_JOB_
Check every line of the entries below for the word "материнского", and copy the ones that have it.

• • •

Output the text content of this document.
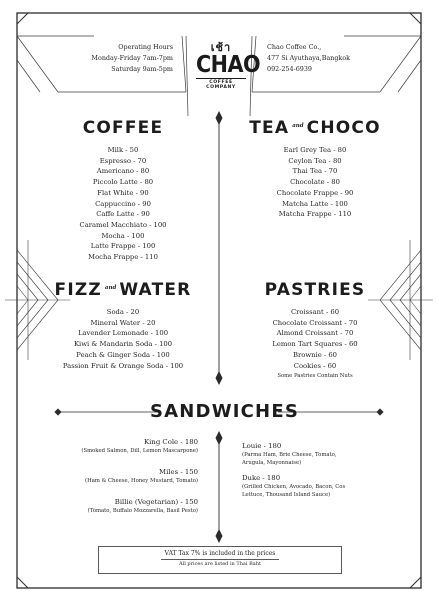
Operating Hours
Monday-Friday 7am-7pm
Saturday 9am-5pm
เช้า
CHAO
COFFEE COMPANY
Chao Coffee Co.,
477 Si Ayuthaya,Bangkok
092-254-6939
COFFEE
Milk - 50
Espresso - 70
Americano - 80
Piccolo Latte - 80
Flat White - 90
Cappuccino - 90
Caffe Latte - 90
Caramel Macchiato - 100
Mocha - 100
Latte Frappe - 100
Mocha Frappe - 110
TEA and CHOCO
Earl Grey Tea - 80
Ceylon Tea - 80
Thai Tea - 70
Chocolate - 80
Chocolate Frappe - 90
Matcha Latte - 100
Matcha Frappe - 110
FIZZ and WATER
Soda - 20
Mineral Water - 20
Lavender Lemonade - 100
Kiwi & Mandarin Soda - 100
Peach & Ginger Soda - 100
Passion Fruit & Orange Soda - 100
PASTRIES
Croissant - 60
Chocolate Croissant - 70
Almond Croissant - 70
Lemon Tart Squares - 60
Brownie - 60
Cookies - 60
Some Pastries Contain Nuts
SANDWICHES
King Cole - 180
(Smoked Salmon, Dill, Lemon Mascarpone)
Miles - 150
(Ham & Cheese, Honey Mustard, Tomato)
Billie (Vegetarian) - 150
(Tomato, Buffalo Mozzarella, Basil Pesto)
Louie - 180
(Parma Ham, Brie Cheese, Tomato,
Arugula, Mayonnaise)
Duke - 180
(Grilled Chicken, Avocado, Bacon, Cos
Lettuce, Thousand Island Sauce)
VAT Tax 7% is included in the prices
All prices are listed in Thai Baht
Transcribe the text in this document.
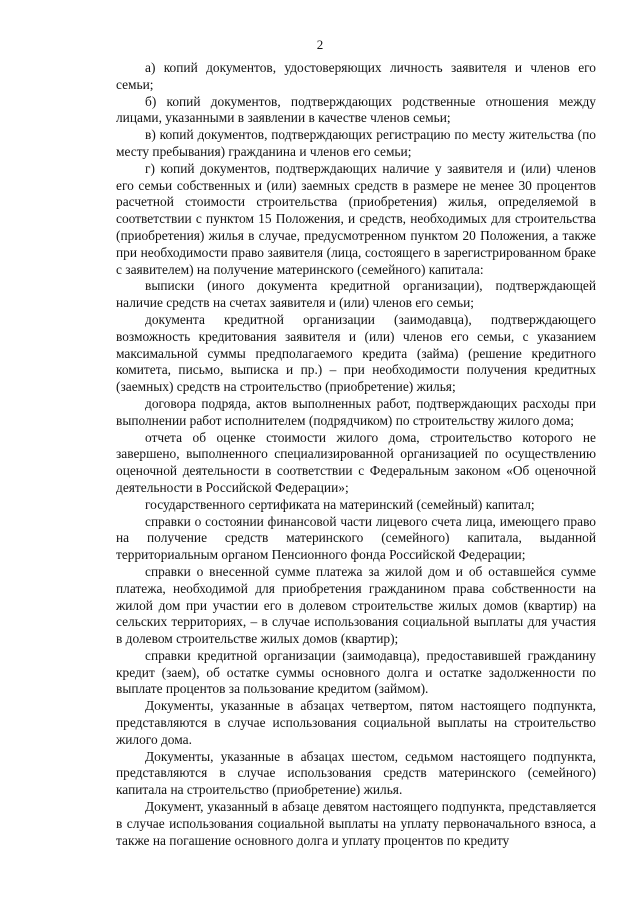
2

а) копий документов, удостоверяющих личность заявителя и членов его семьи;

б) копий документов, подтверждающих родственные отношения между лицами, указанными в заявлении в качестве членов семьи;

в) копий документов, подтверждающих регистрацию по месту жительства (по месту пребывания) гражданина и членов его семьи;

г) копий документов, подтверждающих наличие у заявителя и (или) членов его семьи собственных и (или) заемных средств в размере не менее 30 процентов расчетной стоимости строительства (приобретения) жилья, определяемой в соответствии с пунктом 15 Положения, и средств, необходимых для строительства (приобретения) жилья в случае, предусмотренном пунктом 20 Положения, а также при необходимости право заявителя (лица, состоящего в зарегистрированном браке с заявителем) на получение материнского (семейного) капитала:

выписки (иного документа кредитной организации), подтверждающей наличие средств на счетах заявителя и (или) членов его семьи;

документа кредитной организации (заимодавца), подтверждающего возможность кредитования заявителя и (или) членов его семьи, с указанием максимальной суммы предполагаемого кредита (займа) (решение кредитного комитета, письмо, выписка и пр.) – при необходимости получения кредитных (заемных) средств на строительство (приобретение) жилья;

договора подряда, актов выполненных работ, подтверждающих расходы при выполнении работ исполнителем (подрядчиком) по строительству жилого дома;

отчета об оценке стоимости жилого дома, строительство которого не завершено, выполненного специализированной организацией по осуществлению оценочной деятельности в соответствии с Федеральным законом «Об оценочной деятельности в Российской Федерации»;

государственного сертификата на материнский (семейный) капитал;

справки о состоянии финансовой части лицевого счета лица, имеющего право на получение средств материнского (семейного) капитала, выданной территориальным органом Пенсионного фонда Российской Федерации;

справки о внесенной сумме платежа за жилой дом и об оставшейся сумме платежа, необходимой для приобретения гражданином права собственности на жилой дом при участии его в долевом строительстве жилых домов (квартир) на сельских территориях, – в случае использования социальной выплаты для участия в долевом строительстве жилых домов (квартир);

справки кредитной организации (заимодавца), предоставившей гражданину кредит (заем), об остатке суммы основного долга и остатке задолженности по выплате процентов за пользование кредитом (займом).

Документы, указанные в абзацах четвертом, пятом настоящего подпункта, представляются в случае использования социальной выплаты на строительство жилого дома.

Документы, указанные в абзацах шестом, седьмом настоящего подпункта, представляются в случае использования средств материнского (семейного) капитала на строительство (приобретение) жилья.

Документ, указанный в абзаце девятом настоящего подпункта, представляется в случае использования социальной выплаты на уплату первоначального взноса, а также на погашение основного долга и уплату процентов по кредиту
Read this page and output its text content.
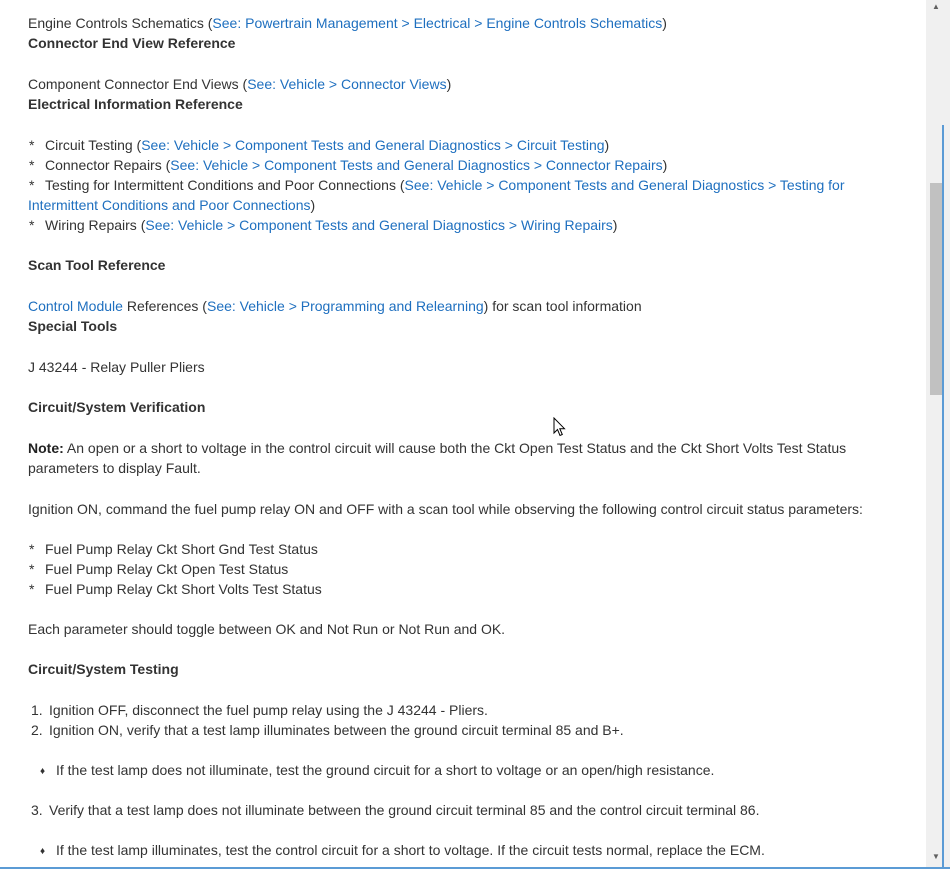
Engine Controls Schematics (See: Powertrain Management > Electrical > Engine Controls Schematics)
Connector End View Reference
Component Connector End Views (See: Vehicle > Connector Views)
Electrical Information Reference
* Circuit Testing (See: Vehicle > Component Tests and General Diagnostics > Circuit Testing)
* Connector Repairs (See: Vehicle > Component Tests and General Diagnostics > Connector Repairs)
* Testing for Intermittent Conditions and Poor Connections (See: Vehicle > Component Tests and General Diagnostics > Testing for Intermittent Conditions and Poor Connections)
* Wiring Repairs (See: Vehicle > Component Tests and General Diagnostics > Wiring Repairs)
Scan Tool Reference
Control Module References (See: Vehicle > Programming and Relearning) for scan tool information
Special Tools
J 43244 - Relay Puller Pliers
Circuit/System Verification
Note: An open or a short to voltage in the control circuit will cause both the Ckt Open Test Status and the Ckt Short Volts Test Status parameters to display Fault.
Ignition ON, command the fuel pump relay ON and OFF with a scan tool while observing the following control circuit status parameters:
* Fuel Pump Relay Ckt Short Gnd Test Status
* Fuel Pump Relay Ckt Open Test Status
* Fuel Pump Relay Ckt Short Volts Test Status
Each parameter should toggle between OK and Not Run or Not Run and OK.
Circuit/System Testing
1. Ignition OFF, disconnect the fuel pump relay using the J 43244 - Pliers.
2. Ignition ON, verify that a test lamp illuminates between the ground circuit terminal 85 and B+.
♦ If the test lamp does not illuminate, test the ground circuit for a short to voltage or an open/high resistance.
3. Verify that a test lamp does not illuminate between the ground circuit terminal 85 and the control circuit terminal 86.
♦ If the test lamp illuminates, test the control circuit for a short to voltage. If the circuit tests normal, replace the ECM.
▲
▼
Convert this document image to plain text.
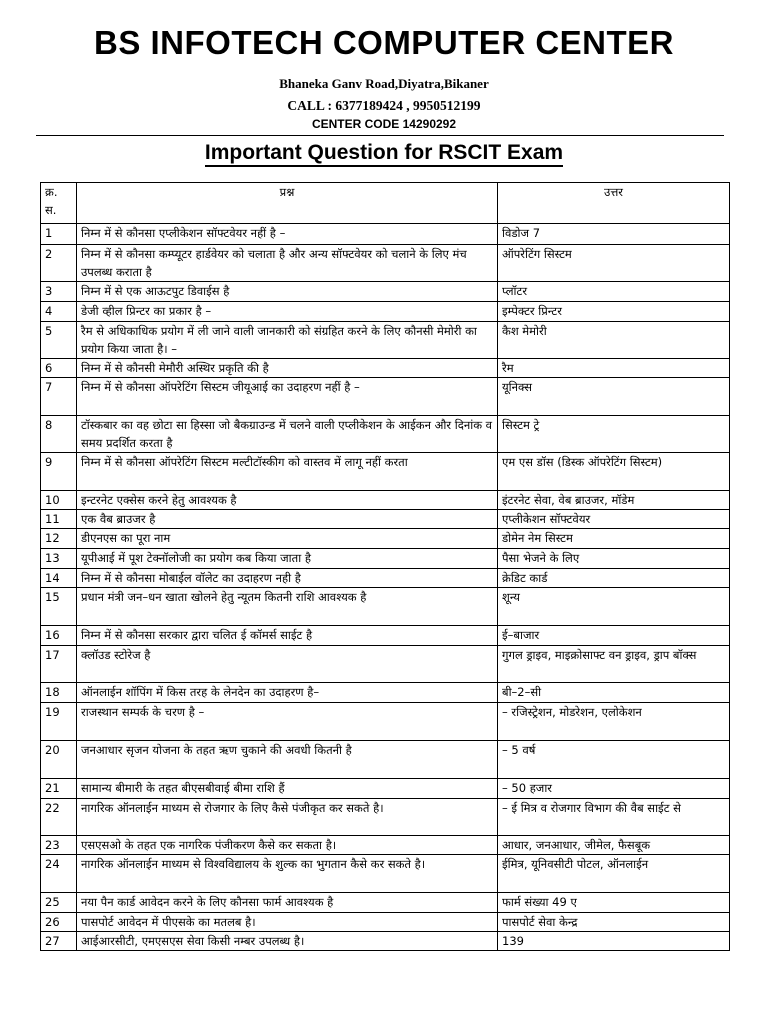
BS INFOTECH COMPUTER CENTER
Bhaneka Ganv Road,Diyatra,Bikaner
CALL : 6377189424 , 9950512199
CENTER CODE 14290292
Important Question for RSCIT Exam
क्र. स.	प्रश्न	उत्तर
1	निम्न में से कौनसा एप्लीकेशन सॉफ्टवेयर नहीं है –	विडोज 7
2	निम्न में से कौनसा कम्प्यूटर हार्डवेयर को चलाता है और अन्य सॉफ्टवेयर को चलाने के लिए मंच उपलब्ध कराता है	ऑपरेटिंग सिस्टम
3	निम्न में से एक आऊटपुट डिवाईस है	प्लॉटर
4	डेजी व्हील प्रिन्टर का प्रकार है –	इम्पेक्टर प्रिन्टर
5	रैम से अधिकाधिक प्रयोग में ली जाने वाली जानकारी को संग्रहित करने के लिए कौनसी मेमोरी का प्रयोग किया जाता है। –	कैश मेमोरी
6	निम्न में से कौनसी मेमौरी अस्थिर प्रकृति की है	रैम
7	निम्न में से कौनसा ऑपरेटिंग सिस्टम जीयूआई का उदाहरण नहीं है –	यूनिक्स
8	टॉस्कबार का वह छोटा सा हिस्सा जो बैकग्राउन्ड में चलने वाली एप्लीकेशन के आईकन और दिनांक व समय प्रदर्शित करता है	सिस्टम ट्रे
9	निम्न में से कौनसा ऑपरेटिंग सिस्टम मल्टीटॉस्कीग को वास्तव में लागू नहीं करता	एम एस डॉस (डिस्क ऑपरेटिंग सिस्टम)
10	इन्टरनेट एक्सेस करने हेतु आवश्यक है	इंटरनेट सेवा, वेब ब्राउजर, मॉडेम
11	एक वैब ब्राउजर है	एप्लीकेशन सॉफ्टवेयर
12	डीएनएस का पूरा नाम	डोमेन नेम सिस्टम
13	यूपीआई में पूश टेक्नॉलोजी का प्रयोग कब किया जाता है	पैसा भेजने के लिए
14	निम्न में से कौनसा मोबाईल वॉलेट का उदाहरण नही है	क्रेडिट कार्ड
15	प्रधान मंत्री जन–धन खाता खोलने हेतु न्यूतम कितनी राशि आवश्यक है	शून्य
16	निम्न में से कौनसा सरकार द्वारा चलित ई कॉमर्स साईट है	ई–बाजार
17	क्लॉउड स्टोरेज है	गुगल ड्राइव, माइक्रोसाफ्ट वन ड्राइव, ड्राप बॉक्स
18	ऑनलाईन शॉपिंग में किस तरह के लेनदेन का उदाहरण है–	बी–2–सी
19	राजस्थान सम्पर्क के चरण है –	– रजिस्ट्रेशन, मोडरेशन, एलोकेशन
20	जनआधार सृजन योजना के तहत ऋण चुकाने की अवधी कितनी है	– 5 वर्ष
21	सामान्य बीमारी के तहत बीएसबीवाई बीमा राशि हैं	– 50 हजार
22	नागरिक ऑनलाईन माध्यम से रोजगार के लिए कैसे पंजीकृत कर सकते है।	– ई मित्र व रोजगार विभाग की वैब साईट से
23	एसएसओ के तहत एक नागरिक पंजीकरण कैसे कर सकता है।	आधार, जनआधार, जीमेल, फैसबूक
24	नागरिक ऑनलाईन माध्यम से विश्वविद्यालय के शुल्क का भुगतान कैसे कर सकते है।	ईमित्र, यूनिवसीटी पोटल, ऑनलाईन
25	नया पैन कार्ड आवेदन करने के लिए कौनसा फार्म आवश्यक है	फार्म संख्या 49 ए
26	पासपोर्ट आवेदन में पीएसके का मतलब है।	पासपोर्ट सेवा केन्द्र
27	आईआरसीटी, एमएसएस सेवा किसी नम्बर उपलब्ध है।	139
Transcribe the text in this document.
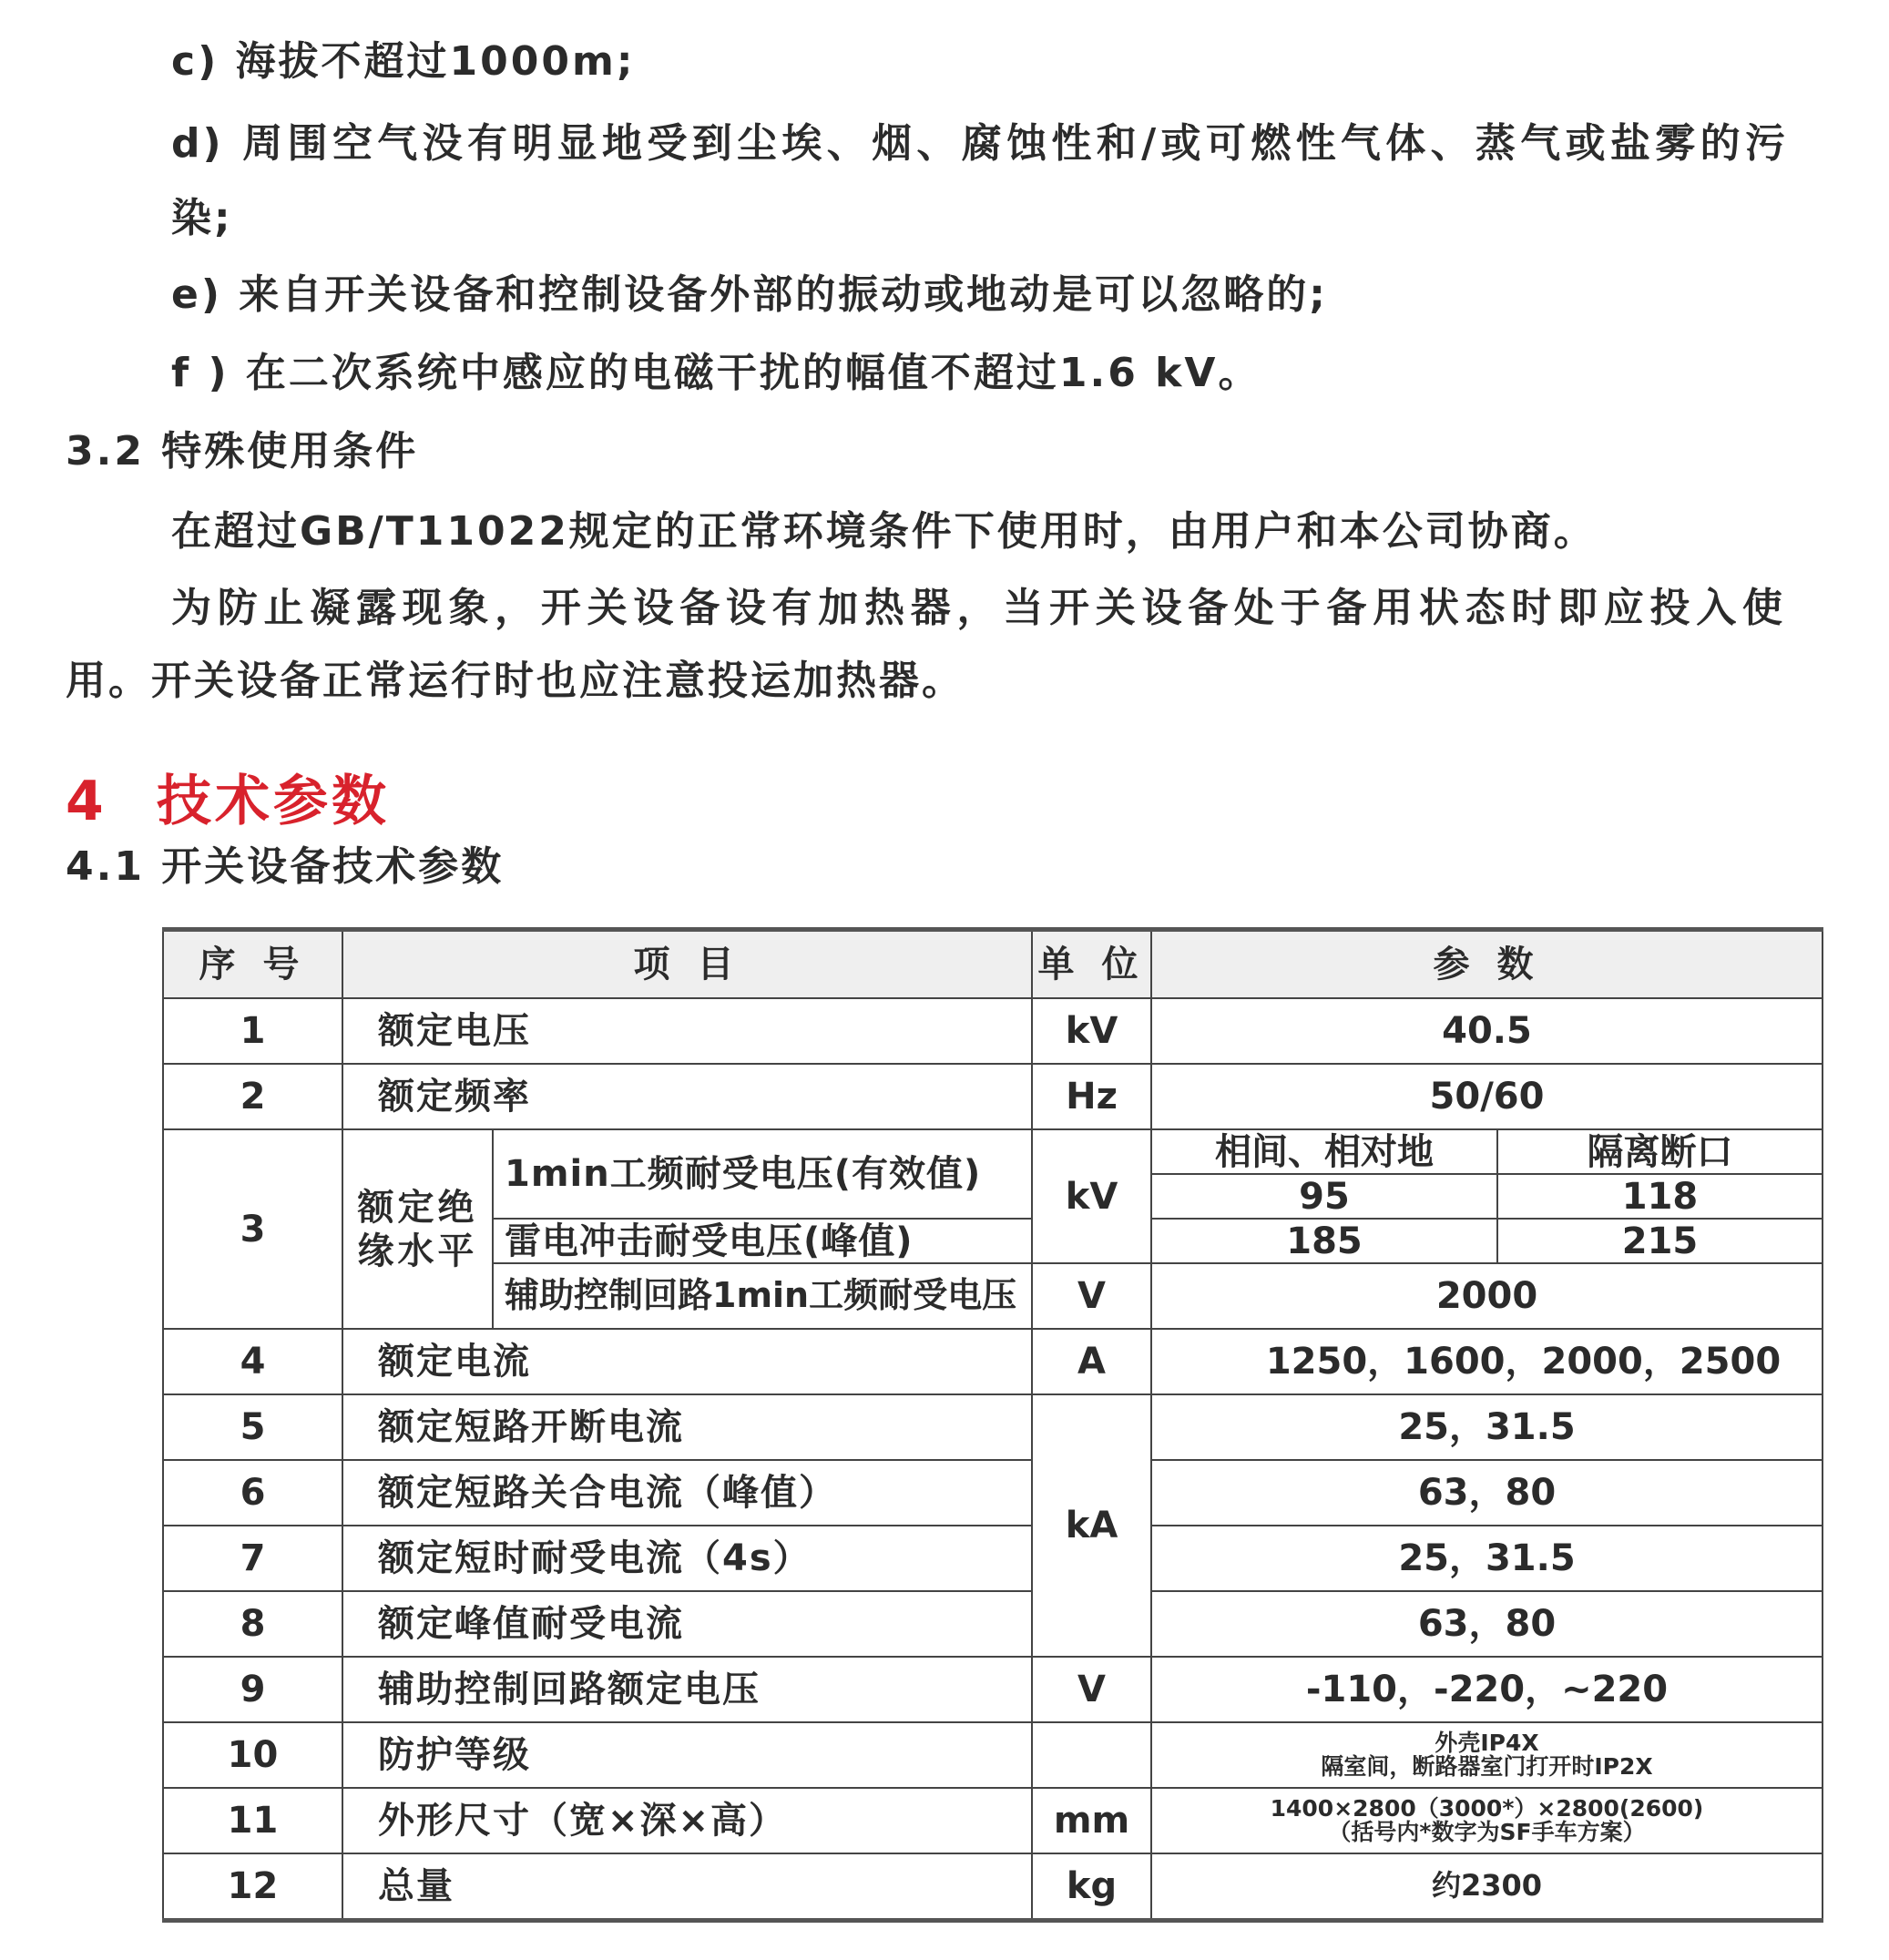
c) 海拔不超过1000m;

d) 周围空气没有明显地受到尘埃、烟、腐蚀性和/或可燃性气体、蒸气或盐雾的污

染;

e) 来自开关设备和控制设备外部的振动或地动是可以忽略的;

f ) 在二次系统中感应的电磁干扰的幅值不超过1.6 kV。

3.2 特殊使用条件

在超过GB/T11022规定的正常环境条件下使用时，由用户和本公司协商。

为防止凝露现象，开关设备设有加热器，当开关设备处于备用状态时即应投入使

用。开关设备正常运行时也应注意投运加热器。

4 技术参数

4.1 开关设备技术参数

序 号	项 目		单 位	参 数	
1	额定电压		kV	40.5	
2	额定频率		Hz	50/60	
3	额定绝缘水平	1min工频耐受电压(有效值)	kV	相间、相对地	隔离断口
				95	118
		雷电冲击耐受电压(峰值)		185	215
		辅助控制回路1min工频耐受电压	V	2000	
4	额定电流		A	1250，1600，2000，2500	
5	额定短路开断电流		kA	25，31.5	
6	额定短路关合电流（峰值）			63，80	
7	额定短时耐受电流（4s）			25，31.5	
8	额定峰值耐受电流			63，80	
9	辅助控制回路额定电压		V	-110，-220，~220	
10	防护等级			外壳IP4X
隔室间，断路器室门打开时IP2X	

11	外形尺寸（宽×深×高）		mm	1400×2800（3000*）×2800(2600)
（括号内*数字为SF手车方案）	

12	总量		kg	约2300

• • •

_TASK OUTPUT_
г) копий документов, подтверждающих наличие у заявителя и (или) членов его семьи собственных и (или) заемных средств в размере не менее 30 процентов расчетной стоимости строительства (приобретения) жилья, определяемой в соответствии с пунктом 15 Положения, и средств, необходимых для строительства (приобретения) жилья в случае, предусмотренном пунктом 20 Положения, а также при необходимости право заявителя (лица, состоящего в зарегистрированном браке с заявителем) на получение материнского (семейного) капитала:
справки о состоянии финансовой части лицевого счета лица, имеющего право на получение средств материнского (семейного) капитала, выданной территориальным органом Пенсионного фонда Российской Федерации;
Документы, указанные в абзацах шестом, седьмом настоящего подпункта, представляются в случае использования средств материнского (семейного) капитала на строительство (приобретение) жилья.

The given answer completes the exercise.